• _Instructions for the task_
Lines that include the word "name" are the ones to copy.

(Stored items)
===
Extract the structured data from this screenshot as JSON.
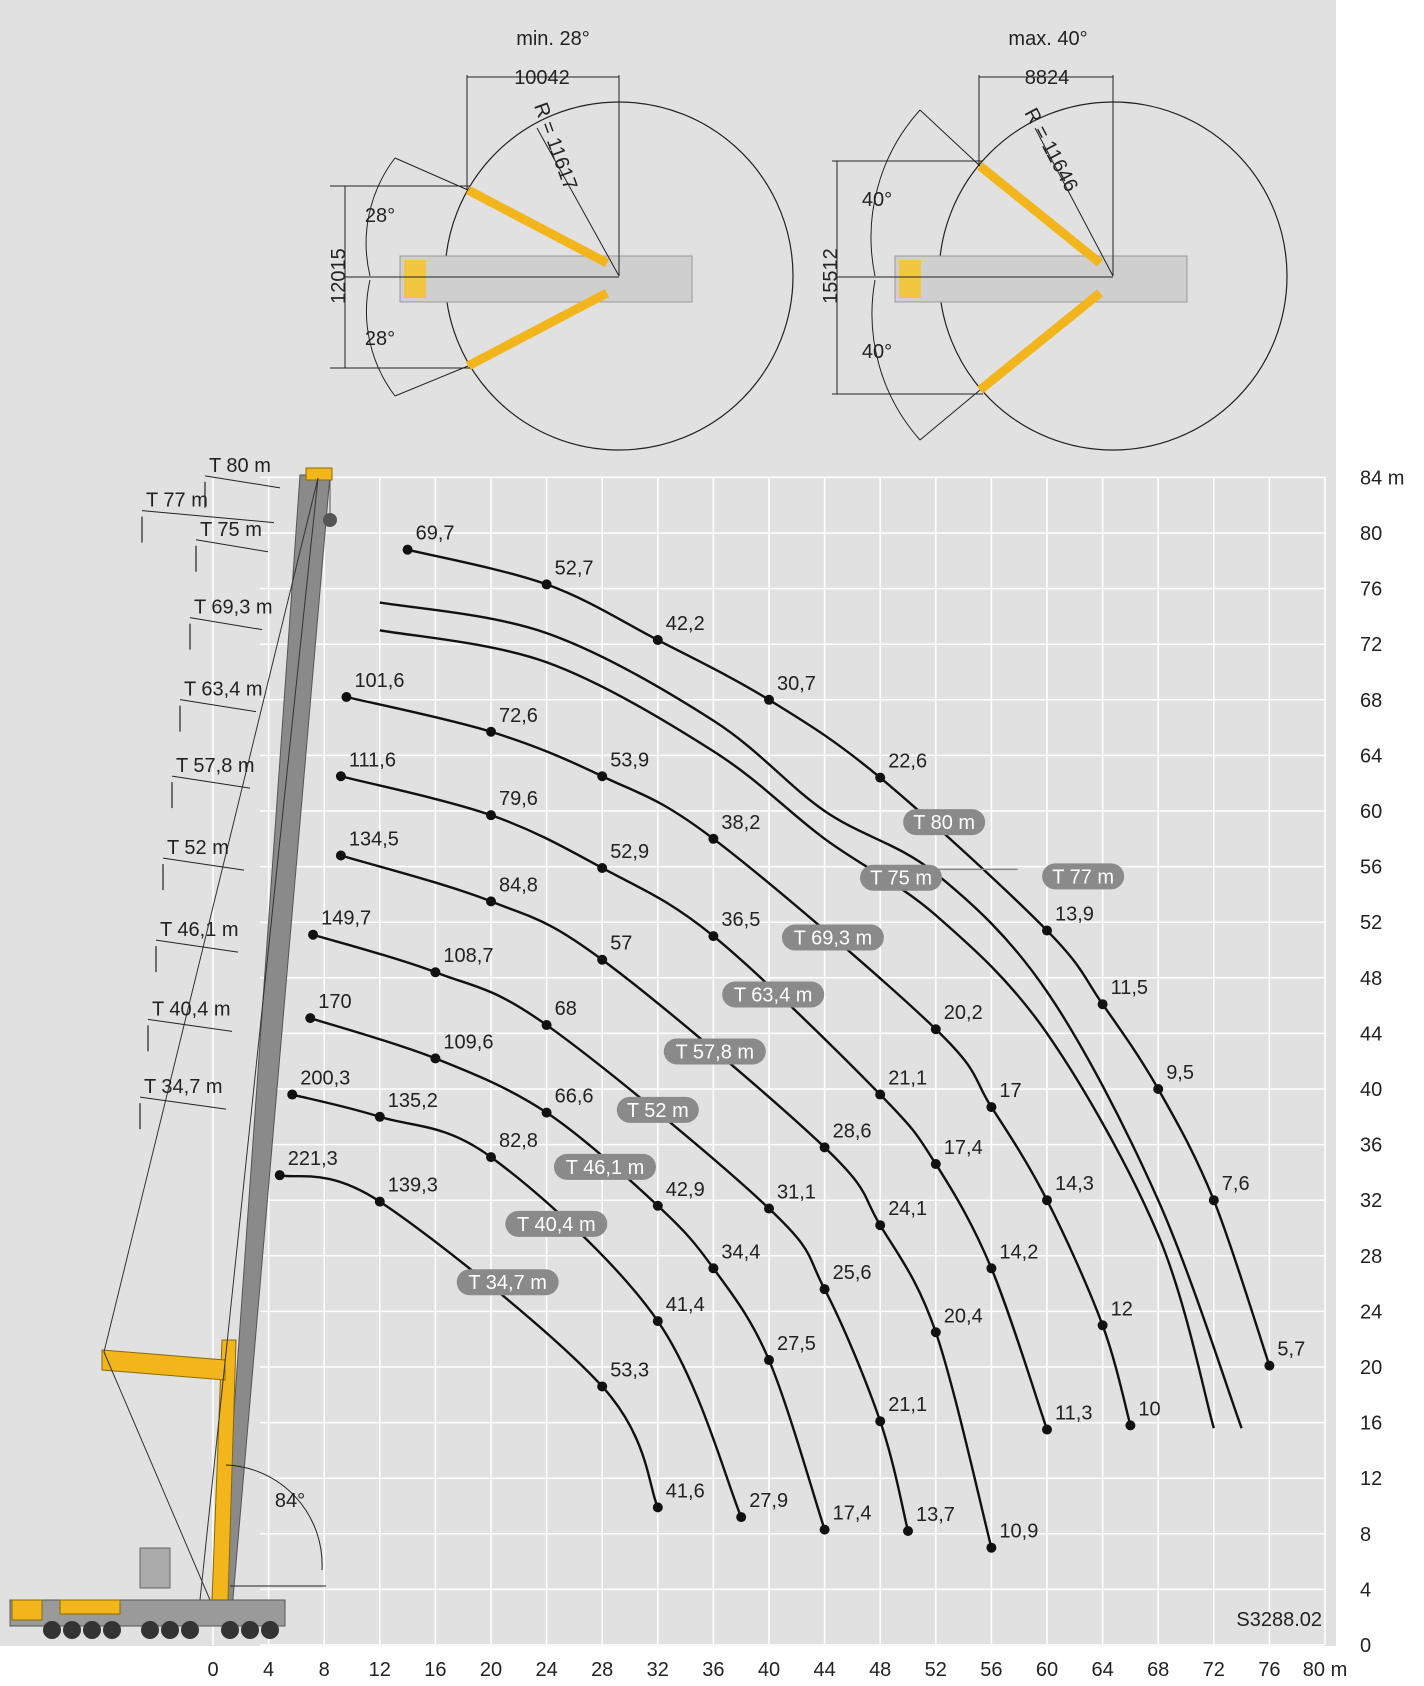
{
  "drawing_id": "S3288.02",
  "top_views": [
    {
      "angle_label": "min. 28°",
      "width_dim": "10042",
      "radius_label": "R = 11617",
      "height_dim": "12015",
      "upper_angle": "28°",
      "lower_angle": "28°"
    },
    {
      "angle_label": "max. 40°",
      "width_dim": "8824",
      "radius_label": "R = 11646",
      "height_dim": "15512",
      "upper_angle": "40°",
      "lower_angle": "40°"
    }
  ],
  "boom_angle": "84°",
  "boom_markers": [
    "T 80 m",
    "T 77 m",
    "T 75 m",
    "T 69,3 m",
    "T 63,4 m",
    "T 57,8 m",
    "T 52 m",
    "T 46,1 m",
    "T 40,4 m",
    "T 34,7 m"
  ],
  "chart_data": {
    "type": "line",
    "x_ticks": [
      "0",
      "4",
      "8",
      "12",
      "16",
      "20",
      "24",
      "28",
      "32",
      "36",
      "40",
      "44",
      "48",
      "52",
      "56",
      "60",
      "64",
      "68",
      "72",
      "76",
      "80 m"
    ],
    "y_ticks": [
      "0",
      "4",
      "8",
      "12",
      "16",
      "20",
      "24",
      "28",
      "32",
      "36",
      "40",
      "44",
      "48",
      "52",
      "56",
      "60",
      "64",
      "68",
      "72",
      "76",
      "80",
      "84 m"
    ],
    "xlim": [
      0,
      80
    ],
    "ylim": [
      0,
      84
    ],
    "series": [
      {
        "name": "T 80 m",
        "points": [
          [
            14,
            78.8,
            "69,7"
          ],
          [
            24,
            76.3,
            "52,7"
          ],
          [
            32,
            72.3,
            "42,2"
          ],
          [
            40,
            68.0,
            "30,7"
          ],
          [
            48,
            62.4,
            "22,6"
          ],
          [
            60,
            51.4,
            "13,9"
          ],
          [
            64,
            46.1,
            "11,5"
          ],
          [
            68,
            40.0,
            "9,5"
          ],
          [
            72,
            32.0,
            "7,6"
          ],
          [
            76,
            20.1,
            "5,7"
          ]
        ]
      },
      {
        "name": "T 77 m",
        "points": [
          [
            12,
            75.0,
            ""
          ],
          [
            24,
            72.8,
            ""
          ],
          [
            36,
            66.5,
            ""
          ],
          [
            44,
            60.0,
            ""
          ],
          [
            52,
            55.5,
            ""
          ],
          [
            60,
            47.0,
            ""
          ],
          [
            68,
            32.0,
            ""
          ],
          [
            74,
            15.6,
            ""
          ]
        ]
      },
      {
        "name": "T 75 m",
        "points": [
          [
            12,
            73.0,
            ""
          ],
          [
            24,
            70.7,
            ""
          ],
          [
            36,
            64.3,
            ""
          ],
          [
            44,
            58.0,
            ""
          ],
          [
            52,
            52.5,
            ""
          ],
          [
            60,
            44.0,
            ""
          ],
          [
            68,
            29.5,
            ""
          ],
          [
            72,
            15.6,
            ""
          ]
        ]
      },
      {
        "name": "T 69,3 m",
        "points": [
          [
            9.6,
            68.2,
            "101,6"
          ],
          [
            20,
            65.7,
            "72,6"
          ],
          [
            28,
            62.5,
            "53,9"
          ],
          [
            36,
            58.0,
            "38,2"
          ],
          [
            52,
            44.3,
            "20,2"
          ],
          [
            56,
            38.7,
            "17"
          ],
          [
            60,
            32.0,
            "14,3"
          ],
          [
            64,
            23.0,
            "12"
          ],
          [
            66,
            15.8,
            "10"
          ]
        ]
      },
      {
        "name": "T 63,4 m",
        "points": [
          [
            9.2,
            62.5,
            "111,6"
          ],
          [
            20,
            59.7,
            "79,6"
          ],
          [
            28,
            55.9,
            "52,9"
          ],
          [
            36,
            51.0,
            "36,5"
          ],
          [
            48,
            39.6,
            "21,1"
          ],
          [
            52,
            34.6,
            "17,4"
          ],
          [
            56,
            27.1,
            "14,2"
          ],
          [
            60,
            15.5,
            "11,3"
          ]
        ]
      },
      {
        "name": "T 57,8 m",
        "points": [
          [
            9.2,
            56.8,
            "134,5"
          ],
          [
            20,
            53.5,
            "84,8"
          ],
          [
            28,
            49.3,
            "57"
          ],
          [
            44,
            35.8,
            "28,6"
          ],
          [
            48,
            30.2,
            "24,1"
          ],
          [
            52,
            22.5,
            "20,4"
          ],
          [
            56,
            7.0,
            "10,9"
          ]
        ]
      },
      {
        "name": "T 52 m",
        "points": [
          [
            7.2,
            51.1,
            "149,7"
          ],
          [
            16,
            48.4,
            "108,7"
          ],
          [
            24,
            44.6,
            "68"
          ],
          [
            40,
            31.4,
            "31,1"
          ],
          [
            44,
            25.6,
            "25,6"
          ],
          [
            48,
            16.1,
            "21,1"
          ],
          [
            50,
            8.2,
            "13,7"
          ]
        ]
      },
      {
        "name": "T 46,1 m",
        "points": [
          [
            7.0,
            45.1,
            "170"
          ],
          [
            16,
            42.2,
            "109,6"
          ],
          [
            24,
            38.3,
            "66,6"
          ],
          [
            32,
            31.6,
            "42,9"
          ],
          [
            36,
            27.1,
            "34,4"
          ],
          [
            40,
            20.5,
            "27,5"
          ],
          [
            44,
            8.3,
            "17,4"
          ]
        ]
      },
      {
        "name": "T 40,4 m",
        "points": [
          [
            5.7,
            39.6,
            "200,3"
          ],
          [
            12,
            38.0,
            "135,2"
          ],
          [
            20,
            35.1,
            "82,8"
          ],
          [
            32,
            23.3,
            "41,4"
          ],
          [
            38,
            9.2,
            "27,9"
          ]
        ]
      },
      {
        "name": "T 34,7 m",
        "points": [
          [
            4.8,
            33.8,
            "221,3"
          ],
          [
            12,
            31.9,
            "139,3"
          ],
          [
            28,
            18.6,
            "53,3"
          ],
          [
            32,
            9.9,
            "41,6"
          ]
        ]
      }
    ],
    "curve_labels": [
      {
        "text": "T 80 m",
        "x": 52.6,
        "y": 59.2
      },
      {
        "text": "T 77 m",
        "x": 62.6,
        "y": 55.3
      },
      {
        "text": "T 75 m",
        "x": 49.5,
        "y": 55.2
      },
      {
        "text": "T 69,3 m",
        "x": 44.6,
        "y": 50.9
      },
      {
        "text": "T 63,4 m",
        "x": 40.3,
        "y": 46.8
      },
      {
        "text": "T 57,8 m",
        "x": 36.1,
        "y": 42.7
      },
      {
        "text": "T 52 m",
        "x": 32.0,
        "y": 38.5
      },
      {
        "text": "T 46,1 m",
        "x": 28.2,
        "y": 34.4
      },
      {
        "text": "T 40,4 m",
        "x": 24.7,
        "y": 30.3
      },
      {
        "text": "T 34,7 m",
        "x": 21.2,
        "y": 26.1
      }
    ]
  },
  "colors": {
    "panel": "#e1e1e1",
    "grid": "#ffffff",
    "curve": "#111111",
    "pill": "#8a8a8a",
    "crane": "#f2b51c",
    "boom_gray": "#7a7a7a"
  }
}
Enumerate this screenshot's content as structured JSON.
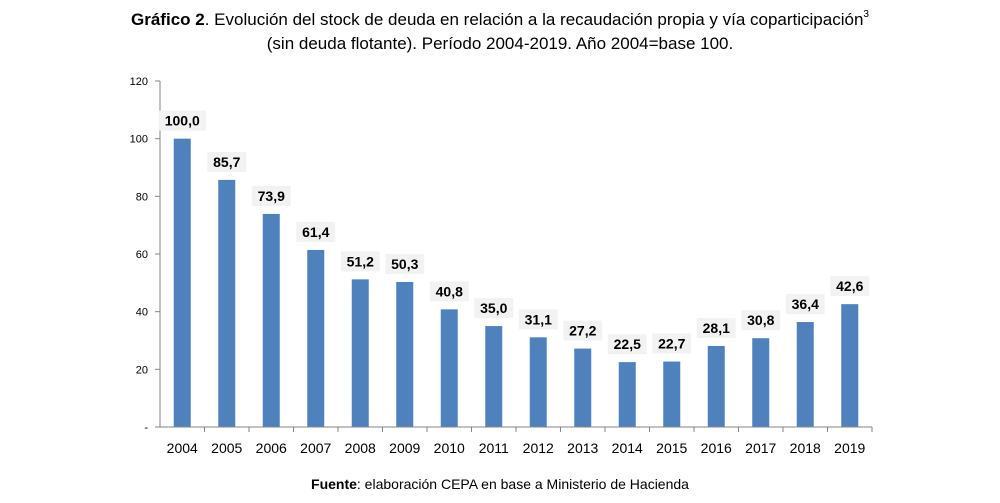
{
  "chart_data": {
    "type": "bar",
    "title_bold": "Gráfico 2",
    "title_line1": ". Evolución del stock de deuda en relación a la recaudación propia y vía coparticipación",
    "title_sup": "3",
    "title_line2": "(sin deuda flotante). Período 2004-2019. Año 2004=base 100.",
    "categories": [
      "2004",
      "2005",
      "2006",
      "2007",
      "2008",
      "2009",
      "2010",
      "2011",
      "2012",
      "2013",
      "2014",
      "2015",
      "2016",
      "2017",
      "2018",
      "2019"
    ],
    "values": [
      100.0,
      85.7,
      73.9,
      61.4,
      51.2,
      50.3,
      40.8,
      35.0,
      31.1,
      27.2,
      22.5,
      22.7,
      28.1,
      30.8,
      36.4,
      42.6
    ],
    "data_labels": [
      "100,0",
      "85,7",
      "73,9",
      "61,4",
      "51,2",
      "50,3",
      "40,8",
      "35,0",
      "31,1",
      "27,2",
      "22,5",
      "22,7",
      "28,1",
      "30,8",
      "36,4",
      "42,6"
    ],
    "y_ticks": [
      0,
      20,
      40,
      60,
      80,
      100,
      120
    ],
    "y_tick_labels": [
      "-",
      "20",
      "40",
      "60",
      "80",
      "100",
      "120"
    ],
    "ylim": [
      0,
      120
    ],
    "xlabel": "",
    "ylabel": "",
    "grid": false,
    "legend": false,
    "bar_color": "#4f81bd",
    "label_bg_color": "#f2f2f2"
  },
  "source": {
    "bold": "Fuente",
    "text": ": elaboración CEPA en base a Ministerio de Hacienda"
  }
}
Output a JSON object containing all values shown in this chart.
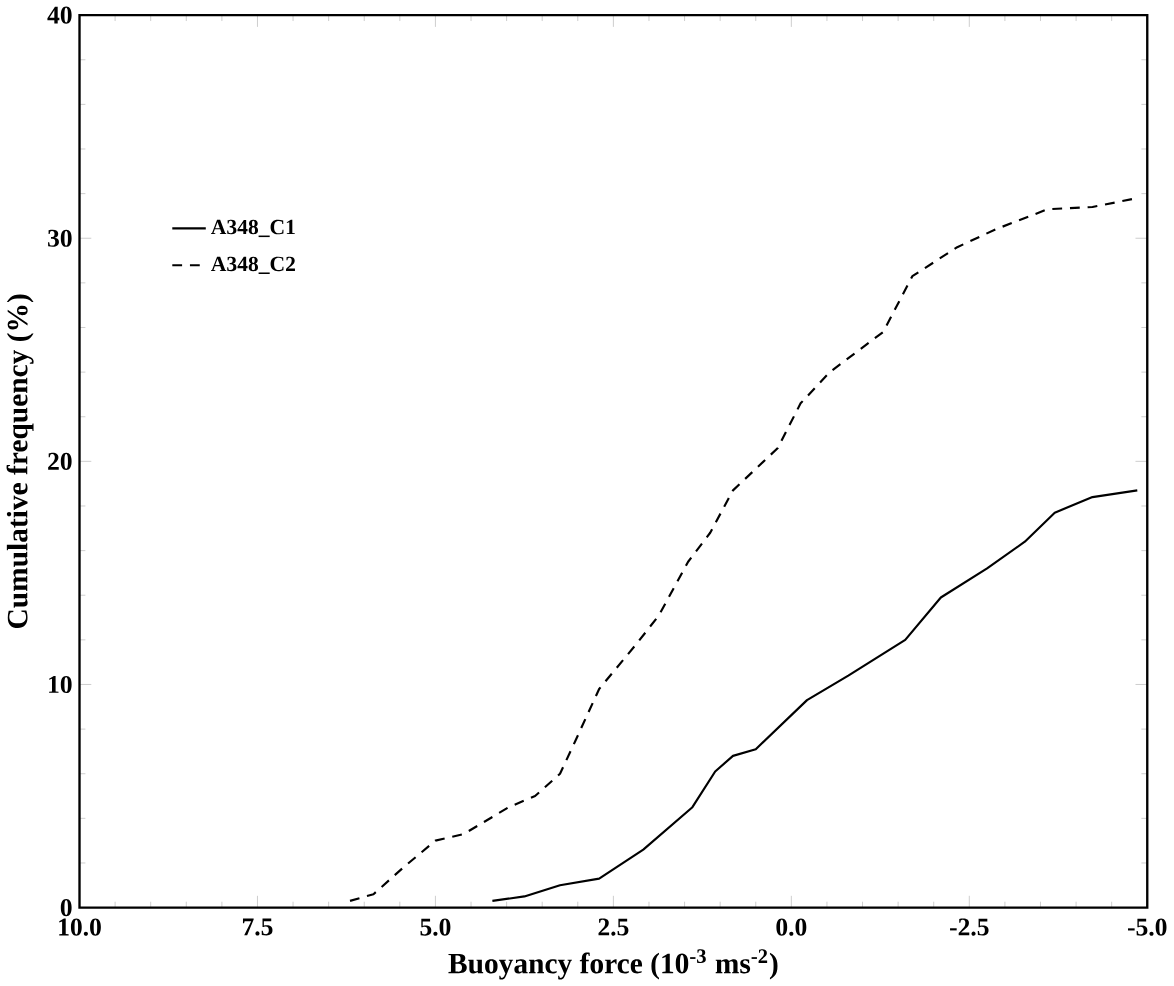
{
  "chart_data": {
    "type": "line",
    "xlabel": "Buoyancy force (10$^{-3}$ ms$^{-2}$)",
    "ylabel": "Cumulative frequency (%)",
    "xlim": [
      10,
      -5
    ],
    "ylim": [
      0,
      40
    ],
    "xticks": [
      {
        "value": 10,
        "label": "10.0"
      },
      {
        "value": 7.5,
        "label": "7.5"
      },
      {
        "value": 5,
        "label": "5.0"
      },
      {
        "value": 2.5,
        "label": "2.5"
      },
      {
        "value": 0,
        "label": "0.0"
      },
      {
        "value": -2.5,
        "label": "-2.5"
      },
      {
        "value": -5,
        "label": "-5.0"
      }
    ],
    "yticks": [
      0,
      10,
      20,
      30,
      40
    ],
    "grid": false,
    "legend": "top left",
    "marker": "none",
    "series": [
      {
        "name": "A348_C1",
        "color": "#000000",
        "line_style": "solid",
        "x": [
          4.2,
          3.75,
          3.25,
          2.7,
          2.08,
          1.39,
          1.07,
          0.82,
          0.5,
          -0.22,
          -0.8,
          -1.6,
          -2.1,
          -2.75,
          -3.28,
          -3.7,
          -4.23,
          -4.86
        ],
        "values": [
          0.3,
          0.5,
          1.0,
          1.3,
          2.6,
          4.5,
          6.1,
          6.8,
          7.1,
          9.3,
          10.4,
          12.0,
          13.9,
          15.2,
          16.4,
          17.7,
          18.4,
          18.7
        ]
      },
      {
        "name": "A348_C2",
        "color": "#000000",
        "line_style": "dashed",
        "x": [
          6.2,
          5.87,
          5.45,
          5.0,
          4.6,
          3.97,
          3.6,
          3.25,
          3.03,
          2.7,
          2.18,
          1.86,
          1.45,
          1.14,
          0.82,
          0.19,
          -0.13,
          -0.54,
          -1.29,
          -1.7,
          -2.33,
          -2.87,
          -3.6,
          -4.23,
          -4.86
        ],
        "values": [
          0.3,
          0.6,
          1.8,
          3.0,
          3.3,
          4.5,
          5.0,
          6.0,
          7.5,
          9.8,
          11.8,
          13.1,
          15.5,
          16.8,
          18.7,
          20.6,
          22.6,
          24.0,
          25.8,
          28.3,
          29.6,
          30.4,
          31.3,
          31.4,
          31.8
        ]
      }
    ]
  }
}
===
• _Correct result_
        "name": "T 80 m",
        "name": "T 77 m",
        "name": "T 75 m",
        "name": "T 69,3 m",
        "name": "T 63,4 m",
        "name": "T 57,8 m",
        "name": "T 52 m",
        "name": "T 46,1 m",
        "name": "T 40,4 m",
        "name": "T 34,7 m",
        "name": "A348_C1",
        "name": "A348_C2",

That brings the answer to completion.